Hi Team, we observed the vector similarity search return results varies for the same query on different attempts, want to get some clarity on whether it is an expected behavior of Weaviate?
Below is a sample query we use, the embedding_id should be unique as it was used to create the uuid when importing the data (generate_uuid5(embedding_id)).
The collection has ~17M embeddings, out of 1000 results returned in two attemps, ~10 -15 embedding_ids are different.
query = f"“”
{{
Get {{
Data_discovery_test (
limit: 1000
nearVector: {{
vector: [{query_vector}]
}}) {{ embedding_id _additional {{ distance }} }} }} }} """
response = weaviate_client.query.raw(query)
*note the collection has replica factor : 2
Here is the corresponding replicationConfig/shardingConfig:
'replicationConfig': {'factor': 2},
'shardingConfig': {'virtualPerPhysical': 128,
'desiredCount': 2,
'actualCount': 2,
'desiredVirtualCount': 256,
'actualVirtualCount': 256,
'key': '_id',
'strategy': 'hash',
'function': 'murmur3'},
An other potential query issue I found (maybe have some correlation with above issue) is conditional filter on some unique Id returns multiple results, e,g,
INPUT_EMBEDDING_ID = "***"

____

* To-do list:
1/ In the forum post, about how many embeddings does the collection hold?
2/ The forum post says the embedding_id should be unique. Explain why, using the reason the post gives.
3/ Reproduce everything in the forum post from "The collection has ~17M" down to "response = weaviate_client.query.raw(query)".

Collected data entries
____

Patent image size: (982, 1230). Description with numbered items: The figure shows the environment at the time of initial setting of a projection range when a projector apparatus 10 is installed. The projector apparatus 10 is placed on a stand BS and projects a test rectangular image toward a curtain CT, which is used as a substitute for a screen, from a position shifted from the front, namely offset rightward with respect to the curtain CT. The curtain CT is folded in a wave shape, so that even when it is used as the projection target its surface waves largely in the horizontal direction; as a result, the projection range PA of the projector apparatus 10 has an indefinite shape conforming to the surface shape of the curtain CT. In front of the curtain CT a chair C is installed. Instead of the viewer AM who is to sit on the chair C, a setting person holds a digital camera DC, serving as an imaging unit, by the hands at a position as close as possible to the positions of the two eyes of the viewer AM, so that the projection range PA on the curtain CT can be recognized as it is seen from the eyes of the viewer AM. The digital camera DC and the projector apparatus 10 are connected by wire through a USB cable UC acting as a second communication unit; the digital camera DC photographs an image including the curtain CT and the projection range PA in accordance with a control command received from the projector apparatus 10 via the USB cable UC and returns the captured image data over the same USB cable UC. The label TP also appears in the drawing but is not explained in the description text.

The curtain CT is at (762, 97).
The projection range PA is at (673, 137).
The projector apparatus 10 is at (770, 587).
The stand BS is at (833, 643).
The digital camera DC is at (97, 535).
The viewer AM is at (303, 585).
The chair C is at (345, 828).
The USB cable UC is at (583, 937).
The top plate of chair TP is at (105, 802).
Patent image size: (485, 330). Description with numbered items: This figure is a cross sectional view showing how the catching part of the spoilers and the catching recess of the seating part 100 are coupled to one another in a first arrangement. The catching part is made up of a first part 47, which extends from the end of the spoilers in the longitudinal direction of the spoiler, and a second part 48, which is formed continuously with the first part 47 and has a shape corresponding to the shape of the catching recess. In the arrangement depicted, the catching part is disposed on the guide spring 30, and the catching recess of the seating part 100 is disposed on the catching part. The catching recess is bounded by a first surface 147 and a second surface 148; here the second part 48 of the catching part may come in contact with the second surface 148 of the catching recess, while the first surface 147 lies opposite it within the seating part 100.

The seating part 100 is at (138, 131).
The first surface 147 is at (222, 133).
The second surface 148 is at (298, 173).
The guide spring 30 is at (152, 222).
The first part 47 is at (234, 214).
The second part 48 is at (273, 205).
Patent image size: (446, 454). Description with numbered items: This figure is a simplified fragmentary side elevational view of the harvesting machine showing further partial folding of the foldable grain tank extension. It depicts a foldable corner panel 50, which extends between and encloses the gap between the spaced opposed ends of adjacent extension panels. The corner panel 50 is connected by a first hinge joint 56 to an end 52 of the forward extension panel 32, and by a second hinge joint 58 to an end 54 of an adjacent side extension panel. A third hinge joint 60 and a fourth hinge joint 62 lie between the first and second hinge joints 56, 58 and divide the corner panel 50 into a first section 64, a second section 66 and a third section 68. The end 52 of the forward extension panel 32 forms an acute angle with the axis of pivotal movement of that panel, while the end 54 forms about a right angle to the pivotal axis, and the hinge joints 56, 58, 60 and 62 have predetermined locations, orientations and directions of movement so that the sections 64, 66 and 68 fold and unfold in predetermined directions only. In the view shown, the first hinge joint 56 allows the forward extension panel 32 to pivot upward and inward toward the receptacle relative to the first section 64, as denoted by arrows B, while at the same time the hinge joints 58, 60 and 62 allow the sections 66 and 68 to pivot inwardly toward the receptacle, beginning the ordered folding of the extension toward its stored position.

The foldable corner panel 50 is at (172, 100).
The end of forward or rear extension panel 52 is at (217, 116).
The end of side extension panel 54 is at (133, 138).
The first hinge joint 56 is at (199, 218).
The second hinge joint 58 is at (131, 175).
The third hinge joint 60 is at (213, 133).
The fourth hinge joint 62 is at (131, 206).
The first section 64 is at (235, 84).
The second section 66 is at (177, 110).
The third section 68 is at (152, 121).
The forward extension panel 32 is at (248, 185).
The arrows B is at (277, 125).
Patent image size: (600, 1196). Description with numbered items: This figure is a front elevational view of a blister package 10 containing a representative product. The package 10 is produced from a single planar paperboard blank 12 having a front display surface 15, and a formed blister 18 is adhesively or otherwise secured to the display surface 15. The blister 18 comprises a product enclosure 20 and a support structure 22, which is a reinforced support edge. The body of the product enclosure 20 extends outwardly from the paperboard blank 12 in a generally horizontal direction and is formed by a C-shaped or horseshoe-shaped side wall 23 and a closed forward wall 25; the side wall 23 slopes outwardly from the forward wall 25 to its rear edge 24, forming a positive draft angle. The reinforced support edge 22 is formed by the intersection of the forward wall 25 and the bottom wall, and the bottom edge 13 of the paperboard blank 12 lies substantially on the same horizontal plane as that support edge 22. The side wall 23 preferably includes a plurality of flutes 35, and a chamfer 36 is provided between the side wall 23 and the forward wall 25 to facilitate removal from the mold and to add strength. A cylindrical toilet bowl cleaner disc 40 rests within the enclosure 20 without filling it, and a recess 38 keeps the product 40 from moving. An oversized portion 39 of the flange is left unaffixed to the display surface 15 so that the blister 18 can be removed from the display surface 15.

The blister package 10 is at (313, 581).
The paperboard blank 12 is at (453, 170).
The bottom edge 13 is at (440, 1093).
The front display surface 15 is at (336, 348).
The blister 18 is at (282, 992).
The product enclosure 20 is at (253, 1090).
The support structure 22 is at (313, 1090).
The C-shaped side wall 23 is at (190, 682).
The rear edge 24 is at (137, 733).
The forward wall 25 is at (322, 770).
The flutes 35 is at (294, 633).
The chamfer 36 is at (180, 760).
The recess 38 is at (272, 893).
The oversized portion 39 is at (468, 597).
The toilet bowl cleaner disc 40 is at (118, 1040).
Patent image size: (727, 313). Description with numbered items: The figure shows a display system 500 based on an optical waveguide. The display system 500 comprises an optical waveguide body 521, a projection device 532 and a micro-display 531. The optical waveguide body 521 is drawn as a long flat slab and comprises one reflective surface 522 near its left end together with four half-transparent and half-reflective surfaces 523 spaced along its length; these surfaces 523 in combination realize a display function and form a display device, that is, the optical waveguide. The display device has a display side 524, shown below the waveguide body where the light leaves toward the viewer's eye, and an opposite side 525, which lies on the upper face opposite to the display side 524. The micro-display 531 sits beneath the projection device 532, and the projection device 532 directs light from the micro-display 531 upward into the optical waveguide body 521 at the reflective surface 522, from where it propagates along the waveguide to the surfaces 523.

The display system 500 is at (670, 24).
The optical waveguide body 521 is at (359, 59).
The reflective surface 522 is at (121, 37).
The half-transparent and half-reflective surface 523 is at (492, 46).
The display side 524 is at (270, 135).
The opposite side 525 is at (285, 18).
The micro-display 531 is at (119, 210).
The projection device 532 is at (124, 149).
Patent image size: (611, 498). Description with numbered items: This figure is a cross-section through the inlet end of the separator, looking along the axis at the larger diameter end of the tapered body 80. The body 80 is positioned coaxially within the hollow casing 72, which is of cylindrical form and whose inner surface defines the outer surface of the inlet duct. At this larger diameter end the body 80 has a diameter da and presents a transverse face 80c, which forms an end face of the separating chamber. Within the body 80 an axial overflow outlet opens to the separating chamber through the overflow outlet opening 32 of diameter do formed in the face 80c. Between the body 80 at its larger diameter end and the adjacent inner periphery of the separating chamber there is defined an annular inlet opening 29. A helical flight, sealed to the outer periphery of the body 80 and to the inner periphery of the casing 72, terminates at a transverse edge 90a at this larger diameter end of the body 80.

____

* Answers for the exercise:
1/ About 17 million.

2/ The embedding_id was used to create each object's uuid when the data was imported, through generate_uuid5(embedding_id). Because of that, each embedding_id should be unique.

3/
The collection has ~17M embeddings, out of 1000 results returned in two attemps, ~10 -15 embedding_ids are different.
query = f"“”
{{
Get {{
Data_discovery_test (
limit: 1000
nearVector: {{
vector: [{query_vector}]
}}) {{ embedding_id _additional {{ distance }} }} }} }} """
response = weaviate_client.query.raw(query)